**Task prompt:** Copy out each line that has "chevron" in it.

--- Start of Dataset extract ---

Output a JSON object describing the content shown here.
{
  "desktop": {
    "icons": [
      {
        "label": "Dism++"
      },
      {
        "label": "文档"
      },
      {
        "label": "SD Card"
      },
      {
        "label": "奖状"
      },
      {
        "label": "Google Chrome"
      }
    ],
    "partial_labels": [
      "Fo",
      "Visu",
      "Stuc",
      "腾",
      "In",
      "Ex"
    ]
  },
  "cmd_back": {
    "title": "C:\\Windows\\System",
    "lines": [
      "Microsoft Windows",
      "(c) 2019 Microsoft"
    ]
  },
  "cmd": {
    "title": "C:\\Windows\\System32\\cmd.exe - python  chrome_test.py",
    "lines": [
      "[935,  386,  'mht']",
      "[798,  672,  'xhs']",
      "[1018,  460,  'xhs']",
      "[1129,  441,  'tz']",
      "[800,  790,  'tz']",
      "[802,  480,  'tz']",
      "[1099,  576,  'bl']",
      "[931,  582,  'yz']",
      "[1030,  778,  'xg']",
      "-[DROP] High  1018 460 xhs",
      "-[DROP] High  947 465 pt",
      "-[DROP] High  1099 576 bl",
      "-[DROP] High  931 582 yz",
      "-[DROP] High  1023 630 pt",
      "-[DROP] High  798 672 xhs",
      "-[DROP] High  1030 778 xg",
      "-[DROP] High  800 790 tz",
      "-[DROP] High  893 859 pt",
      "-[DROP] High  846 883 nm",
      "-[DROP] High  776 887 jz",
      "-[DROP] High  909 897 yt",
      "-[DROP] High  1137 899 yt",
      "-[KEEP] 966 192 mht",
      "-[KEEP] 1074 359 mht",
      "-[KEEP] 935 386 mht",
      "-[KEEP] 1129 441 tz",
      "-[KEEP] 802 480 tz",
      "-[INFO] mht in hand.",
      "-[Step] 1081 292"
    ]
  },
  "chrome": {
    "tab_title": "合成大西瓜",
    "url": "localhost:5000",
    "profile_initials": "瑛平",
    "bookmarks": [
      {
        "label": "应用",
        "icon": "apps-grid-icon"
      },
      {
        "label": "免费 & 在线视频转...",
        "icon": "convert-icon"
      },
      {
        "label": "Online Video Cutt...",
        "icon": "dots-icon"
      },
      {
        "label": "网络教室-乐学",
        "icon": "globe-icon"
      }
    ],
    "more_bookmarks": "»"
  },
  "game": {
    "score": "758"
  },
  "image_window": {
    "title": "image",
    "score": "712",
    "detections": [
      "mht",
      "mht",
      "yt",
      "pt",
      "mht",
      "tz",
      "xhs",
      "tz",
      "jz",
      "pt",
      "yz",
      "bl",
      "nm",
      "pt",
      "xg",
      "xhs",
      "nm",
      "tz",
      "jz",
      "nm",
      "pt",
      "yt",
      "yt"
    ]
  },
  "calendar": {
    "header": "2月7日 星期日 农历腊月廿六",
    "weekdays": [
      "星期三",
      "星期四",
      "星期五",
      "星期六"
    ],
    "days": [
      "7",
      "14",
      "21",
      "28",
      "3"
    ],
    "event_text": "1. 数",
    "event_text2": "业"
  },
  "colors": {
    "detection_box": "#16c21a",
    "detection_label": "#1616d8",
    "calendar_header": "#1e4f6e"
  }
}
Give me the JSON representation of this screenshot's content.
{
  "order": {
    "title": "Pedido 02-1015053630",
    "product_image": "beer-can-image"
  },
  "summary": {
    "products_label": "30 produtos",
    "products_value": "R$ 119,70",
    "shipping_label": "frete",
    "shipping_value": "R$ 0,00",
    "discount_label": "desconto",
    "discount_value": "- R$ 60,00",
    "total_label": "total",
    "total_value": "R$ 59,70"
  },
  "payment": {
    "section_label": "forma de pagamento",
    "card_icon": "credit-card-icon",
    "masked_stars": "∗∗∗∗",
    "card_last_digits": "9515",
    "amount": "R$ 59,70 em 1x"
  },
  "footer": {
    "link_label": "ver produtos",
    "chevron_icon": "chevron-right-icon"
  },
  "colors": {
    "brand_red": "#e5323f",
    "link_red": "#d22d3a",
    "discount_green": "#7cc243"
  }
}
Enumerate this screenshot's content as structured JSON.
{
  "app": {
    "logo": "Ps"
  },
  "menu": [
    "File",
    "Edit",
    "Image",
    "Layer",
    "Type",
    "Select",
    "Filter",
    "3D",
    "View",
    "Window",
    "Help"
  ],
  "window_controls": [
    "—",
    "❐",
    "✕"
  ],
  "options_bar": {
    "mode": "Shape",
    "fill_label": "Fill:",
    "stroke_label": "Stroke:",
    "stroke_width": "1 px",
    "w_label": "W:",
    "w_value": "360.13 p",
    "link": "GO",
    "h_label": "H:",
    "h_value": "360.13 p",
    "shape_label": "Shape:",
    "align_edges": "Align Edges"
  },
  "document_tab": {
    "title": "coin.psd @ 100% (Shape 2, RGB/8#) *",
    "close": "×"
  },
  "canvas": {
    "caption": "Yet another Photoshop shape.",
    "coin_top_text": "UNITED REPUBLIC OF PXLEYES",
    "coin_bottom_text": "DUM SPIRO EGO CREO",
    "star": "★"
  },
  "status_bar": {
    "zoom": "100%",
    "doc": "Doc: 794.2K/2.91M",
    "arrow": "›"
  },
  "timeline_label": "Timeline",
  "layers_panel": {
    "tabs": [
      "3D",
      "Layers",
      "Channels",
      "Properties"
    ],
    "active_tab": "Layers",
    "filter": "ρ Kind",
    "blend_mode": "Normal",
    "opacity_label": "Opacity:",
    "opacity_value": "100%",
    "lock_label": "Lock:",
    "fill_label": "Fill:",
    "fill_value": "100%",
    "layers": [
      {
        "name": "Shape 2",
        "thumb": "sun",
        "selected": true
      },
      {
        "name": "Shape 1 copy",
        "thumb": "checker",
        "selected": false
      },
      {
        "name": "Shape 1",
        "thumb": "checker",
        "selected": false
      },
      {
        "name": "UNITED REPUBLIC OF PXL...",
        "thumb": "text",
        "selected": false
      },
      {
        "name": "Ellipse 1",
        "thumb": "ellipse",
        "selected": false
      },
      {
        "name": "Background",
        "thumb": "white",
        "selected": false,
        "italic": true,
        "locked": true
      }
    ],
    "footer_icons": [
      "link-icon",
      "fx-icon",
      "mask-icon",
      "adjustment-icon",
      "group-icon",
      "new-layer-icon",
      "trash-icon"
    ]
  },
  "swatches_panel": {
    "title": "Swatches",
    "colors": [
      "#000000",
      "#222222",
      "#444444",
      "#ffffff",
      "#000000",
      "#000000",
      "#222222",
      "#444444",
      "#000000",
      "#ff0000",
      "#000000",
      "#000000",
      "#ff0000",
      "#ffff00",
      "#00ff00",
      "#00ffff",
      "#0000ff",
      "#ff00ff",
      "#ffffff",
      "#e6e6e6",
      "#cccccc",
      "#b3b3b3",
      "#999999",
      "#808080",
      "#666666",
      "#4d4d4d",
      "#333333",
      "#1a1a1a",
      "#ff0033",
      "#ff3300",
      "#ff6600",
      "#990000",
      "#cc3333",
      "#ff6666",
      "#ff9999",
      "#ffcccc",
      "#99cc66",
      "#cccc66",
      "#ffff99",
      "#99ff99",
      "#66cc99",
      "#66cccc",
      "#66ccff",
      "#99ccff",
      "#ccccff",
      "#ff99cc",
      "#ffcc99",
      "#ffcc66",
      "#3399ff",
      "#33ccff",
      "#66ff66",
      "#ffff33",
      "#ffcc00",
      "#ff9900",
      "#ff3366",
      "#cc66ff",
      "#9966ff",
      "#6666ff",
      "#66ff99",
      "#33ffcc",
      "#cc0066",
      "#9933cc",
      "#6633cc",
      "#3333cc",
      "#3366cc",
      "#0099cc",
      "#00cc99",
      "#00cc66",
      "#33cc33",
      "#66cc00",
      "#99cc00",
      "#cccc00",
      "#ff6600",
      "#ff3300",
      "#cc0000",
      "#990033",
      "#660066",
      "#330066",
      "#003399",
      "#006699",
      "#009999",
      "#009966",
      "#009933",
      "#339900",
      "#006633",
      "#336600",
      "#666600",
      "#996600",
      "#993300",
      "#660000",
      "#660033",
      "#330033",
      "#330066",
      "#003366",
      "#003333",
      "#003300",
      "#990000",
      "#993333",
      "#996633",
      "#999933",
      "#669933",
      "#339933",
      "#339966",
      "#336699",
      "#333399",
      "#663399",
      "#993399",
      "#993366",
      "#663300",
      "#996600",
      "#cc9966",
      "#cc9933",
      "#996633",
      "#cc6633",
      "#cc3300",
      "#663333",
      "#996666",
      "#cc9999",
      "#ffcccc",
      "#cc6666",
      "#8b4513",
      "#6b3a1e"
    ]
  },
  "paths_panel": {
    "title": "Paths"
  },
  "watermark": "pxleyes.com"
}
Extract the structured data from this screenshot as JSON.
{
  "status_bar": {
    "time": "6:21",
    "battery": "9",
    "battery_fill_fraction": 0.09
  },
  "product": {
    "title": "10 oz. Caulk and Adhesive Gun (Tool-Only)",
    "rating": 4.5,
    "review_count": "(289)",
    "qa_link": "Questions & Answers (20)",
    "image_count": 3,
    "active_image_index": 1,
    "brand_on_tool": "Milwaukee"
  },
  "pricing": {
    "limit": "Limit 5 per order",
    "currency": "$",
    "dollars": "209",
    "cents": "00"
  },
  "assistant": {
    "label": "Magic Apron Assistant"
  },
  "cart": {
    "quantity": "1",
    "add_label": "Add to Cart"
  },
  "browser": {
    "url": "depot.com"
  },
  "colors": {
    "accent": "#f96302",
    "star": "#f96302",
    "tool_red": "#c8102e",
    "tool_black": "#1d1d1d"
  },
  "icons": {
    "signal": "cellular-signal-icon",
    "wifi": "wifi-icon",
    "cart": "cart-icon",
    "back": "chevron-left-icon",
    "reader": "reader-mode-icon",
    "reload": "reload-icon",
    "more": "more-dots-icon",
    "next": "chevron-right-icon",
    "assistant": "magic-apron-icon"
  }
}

--- End of Dataset extract ---

**Written response:**
    "chevron_icon": "chevron-right-icon"
    "back": "chevron-left-icon",
    "next": "chevron-right-icon",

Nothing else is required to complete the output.